(Records from a data collection)
<<<<
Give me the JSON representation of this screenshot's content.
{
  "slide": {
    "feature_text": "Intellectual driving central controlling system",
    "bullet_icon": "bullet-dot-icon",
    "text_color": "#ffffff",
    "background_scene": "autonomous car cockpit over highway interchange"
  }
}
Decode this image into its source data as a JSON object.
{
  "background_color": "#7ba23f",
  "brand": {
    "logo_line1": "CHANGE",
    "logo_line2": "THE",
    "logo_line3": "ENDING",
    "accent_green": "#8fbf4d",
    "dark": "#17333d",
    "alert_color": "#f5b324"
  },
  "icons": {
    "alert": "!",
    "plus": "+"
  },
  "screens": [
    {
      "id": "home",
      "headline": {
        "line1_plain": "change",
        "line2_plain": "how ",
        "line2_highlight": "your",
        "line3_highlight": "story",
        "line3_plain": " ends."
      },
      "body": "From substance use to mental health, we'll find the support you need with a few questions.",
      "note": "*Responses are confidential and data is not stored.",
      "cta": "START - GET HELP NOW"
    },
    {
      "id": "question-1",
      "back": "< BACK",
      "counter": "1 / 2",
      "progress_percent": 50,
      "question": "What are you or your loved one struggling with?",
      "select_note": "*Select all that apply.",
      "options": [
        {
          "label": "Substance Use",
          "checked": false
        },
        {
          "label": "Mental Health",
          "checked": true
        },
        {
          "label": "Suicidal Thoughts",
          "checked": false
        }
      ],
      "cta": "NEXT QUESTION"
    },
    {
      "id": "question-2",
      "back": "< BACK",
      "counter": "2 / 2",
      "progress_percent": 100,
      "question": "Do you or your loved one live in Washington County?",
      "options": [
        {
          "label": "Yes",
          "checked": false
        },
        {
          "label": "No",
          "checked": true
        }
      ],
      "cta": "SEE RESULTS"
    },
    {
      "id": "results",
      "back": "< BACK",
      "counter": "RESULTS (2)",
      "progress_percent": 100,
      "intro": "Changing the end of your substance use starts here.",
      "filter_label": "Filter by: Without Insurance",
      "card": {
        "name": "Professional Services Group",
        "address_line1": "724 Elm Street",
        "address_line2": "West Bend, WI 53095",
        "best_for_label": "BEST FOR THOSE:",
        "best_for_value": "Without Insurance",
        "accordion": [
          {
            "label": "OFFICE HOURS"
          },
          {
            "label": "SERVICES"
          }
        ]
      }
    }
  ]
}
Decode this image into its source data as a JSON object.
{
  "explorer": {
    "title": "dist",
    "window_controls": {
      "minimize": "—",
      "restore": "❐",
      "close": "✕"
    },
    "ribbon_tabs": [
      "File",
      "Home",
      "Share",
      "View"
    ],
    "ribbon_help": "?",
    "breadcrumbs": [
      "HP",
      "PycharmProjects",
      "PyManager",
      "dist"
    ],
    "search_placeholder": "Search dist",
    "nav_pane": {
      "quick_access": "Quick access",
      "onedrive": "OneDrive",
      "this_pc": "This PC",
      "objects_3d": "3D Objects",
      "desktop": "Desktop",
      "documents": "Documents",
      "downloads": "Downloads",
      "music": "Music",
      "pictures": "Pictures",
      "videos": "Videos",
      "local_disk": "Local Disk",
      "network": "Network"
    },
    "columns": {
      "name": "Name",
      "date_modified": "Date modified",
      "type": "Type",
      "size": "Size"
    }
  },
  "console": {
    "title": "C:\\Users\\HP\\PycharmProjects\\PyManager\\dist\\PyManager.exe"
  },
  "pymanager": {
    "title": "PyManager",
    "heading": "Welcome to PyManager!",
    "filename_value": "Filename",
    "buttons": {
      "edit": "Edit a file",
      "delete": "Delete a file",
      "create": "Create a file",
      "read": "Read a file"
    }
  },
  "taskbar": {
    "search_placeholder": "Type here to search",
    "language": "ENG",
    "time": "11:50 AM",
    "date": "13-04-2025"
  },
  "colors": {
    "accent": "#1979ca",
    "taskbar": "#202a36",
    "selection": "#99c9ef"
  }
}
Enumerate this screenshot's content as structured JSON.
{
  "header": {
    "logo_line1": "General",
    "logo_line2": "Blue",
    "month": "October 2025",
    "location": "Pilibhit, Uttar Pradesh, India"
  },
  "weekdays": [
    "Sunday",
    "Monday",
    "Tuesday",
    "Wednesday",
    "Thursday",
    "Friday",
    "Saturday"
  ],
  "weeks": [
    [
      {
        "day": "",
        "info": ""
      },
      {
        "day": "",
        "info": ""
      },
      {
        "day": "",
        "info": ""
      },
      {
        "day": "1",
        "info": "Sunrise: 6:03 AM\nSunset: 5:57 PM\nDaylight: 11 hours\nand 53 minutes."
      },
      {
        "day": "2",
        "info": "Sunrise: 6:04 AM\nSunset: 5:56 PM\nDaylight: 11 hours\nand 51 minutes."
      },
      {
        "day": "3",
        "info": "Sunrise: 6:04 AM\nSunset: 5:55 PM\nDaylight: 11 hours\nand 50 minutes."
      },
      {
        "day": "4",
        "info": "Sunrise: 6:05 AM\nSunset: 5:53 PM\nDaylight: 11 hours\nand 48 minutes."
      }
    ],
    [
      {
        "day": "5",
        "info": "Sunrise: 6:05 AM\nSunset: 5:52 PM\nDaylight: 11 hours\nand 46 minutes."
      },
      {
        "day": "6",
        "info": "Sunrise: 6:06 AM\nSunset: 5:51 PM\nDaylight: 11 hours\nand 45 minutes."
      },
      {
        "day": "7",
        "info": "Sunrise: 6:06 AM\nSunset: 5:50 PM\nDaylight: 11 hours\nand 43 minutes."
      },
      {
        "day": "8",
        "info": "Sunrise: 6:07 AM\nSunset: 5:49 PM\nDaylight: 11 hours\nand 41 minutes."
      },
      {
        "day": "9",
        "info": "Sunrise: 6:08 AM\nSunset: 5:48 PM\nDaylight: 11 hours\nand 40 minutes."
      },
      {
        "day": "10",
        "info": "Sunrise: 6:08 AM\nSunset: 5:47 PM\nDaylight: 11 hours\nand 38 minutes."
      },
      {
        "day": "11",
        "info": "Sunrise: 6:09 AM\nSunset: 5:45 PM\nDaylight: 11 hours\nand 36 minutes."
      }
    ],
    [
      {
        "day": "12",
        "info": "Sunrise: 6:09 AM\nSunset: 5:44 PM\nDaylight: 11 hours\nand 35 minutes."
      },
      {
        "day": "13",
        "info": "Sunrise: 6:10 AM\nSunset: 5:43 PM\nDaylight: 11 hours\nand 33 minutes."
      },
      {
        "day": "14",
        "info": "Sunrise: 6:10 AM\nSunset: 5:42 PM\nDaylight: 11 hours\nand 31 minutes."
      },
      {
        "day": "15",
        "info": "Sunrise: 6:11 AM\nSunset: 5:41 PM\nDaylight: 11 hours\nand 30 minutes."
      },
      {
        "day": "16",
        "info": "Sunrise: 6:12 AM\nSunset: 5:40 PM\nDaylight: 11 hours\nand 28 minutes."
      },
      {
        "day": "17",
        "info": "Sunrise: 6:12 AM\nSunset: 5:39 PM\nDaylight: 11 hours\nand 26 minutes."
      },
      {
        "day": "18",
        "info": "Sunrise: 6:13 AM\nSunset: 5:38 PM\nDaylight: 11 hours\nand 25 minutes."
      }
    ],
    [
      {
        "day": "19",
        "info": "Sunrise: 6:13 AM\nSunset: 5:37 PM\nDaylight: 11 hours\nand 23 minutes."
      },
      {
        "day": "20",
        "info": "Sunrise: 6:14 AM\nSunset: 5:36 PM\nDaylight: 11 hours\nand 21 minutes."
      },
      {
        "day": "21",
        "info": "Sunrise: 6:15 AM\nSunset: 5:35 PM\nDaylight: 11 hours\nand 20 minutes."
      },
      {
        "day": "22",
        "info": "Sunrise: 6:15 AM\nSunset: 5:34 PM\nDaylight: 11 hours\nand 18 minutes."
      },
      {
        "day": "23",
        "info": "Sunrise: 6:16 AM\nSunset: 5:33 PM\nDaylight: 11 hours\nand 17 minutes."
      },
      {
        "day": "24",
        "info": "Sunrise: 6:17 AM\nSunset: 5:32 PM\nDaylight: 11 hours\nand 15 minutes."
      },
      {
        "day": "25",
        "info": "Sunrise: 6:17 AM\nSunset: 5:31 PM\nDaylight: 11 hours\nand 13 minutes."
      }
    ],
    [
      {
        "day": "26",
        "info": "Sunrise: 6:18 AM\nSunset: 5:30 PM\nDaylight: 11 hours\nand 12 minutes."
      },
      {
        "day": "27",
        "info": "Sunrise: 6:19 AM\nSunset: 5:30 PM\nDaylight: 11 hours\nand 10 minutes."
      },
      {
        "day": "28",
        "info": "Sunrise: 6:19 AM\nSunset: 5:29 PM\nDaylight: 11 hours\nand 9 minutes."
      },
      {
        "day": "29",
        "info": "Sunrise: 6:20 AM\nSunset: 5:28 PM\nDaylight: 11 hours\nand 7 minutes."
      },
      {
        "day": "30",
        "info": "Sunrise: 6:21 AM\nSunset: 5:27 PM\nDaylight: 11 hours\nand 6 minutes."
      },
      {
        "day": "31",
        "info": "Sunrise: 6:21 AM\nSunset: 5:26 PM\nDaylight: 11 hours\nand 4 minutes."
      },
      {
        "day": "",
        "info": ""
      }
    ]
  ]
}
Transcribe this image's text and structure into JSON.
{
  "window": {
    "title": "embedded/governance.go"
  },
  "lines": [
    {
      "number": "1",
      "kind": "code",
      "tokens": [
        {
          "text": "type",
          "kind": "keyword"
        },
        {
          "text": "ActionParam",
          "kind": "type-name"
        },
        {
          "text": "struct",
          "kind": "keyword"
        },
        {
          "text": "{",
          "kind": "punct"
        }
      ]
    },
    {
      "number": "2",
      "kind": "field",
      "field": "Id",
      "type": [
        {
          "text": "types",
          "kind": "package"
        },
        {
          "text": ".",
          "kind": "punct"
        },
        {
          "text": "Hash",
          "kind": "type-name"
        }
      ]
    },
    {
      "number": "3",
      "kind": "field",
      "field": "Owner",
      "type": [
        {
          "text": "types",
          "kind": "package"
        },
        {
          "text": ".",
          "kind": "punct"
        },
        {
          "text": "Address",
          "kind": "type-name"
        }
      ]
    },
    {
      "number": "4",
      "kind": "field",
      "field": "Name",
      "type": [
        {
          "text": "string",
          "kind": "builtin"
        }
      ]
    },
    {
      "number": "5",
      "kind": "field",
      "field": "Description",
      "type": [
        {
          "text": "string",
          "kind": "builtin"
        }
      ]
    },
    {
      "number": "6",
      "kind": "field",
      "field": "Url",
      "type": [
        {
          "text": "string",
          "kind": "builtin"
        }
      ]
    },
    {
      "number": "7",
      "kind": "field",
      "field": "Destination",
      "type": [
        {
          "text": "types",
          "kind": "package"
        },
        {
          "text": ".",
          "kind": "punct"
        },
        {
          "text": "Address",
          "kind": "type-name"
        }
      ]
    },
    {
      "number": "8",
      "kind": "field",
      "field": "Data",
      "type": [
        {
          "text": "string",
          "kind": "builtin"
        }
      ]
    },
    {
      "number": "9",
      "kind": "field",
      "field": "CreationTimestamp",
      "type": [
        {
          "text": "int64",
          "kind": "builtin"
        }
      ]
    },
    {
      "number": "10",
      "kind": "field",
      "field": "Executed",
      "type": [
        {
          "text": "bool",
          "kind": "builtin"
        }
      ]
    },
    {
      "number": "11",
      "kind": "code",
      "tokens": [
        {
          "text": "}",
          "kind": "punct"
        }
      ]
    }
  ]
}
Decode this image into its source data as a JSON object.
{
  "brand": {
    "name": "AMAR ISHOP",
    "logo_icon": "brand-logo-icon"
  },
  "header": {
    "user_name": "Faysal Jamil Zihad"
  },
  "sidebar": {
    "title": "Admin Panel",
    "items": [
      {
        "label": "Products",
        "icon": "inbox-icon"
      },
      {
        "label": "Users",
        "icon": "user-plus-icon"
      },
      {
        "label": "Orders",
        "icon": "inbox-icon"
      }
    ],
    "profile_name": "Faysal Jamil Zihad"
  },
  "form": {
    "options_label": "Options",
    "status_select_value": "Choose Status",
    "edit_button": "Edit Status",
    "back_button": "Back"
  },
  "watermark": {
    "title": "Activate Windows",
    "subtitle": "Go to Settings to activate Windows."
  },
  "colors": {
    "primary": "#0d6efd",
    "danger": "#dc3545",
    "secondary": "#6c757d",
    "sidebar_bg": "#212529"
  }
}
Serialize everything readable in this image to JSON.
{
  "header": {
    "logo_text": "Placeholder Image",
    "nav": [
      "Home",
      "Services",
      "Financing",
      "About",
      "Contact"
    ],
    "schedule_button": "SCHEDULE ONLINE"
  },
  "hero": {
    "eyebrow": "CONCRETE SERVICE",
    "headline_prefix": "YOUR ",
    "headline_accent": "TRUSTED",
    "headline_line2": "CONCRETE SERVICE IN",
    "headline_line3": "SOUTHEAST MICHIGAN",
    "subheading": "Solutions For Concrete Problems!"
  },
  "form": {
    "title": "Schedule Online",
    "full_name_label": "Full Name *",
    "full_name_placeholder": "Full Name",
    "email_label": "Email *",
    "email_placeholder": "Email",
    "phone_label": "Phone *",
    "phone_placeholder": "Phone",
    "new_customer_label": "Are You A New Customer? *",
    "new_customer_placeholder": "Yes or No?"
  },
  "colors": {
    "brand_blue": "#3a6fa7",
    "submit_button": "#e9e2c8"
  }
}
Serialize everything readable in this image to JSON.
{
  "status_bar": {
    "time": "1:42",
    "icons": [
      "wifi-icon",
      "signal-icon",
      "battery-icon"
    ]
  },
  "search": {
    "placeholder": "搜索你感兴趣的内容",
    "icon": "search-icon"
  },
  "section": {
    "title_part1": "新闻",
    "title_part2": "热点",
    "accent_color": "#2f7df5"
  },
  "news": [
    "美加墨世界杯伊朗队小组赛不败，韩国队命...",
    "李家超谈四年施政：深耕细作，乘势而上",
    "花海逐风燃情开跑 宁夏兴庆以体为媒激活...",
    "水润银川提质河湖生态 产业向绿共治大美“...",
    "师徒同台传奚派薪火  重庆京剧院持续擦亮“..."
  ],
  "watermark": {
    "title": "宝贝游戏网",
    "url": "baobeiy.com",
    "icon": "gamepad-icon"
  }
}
>>>>
Required task:
From the entries above, copy each line holding "here".

Written solution:
      "intro": "Changing the end of your substance use starts here.",
    "search_placeholder": "Type here to search",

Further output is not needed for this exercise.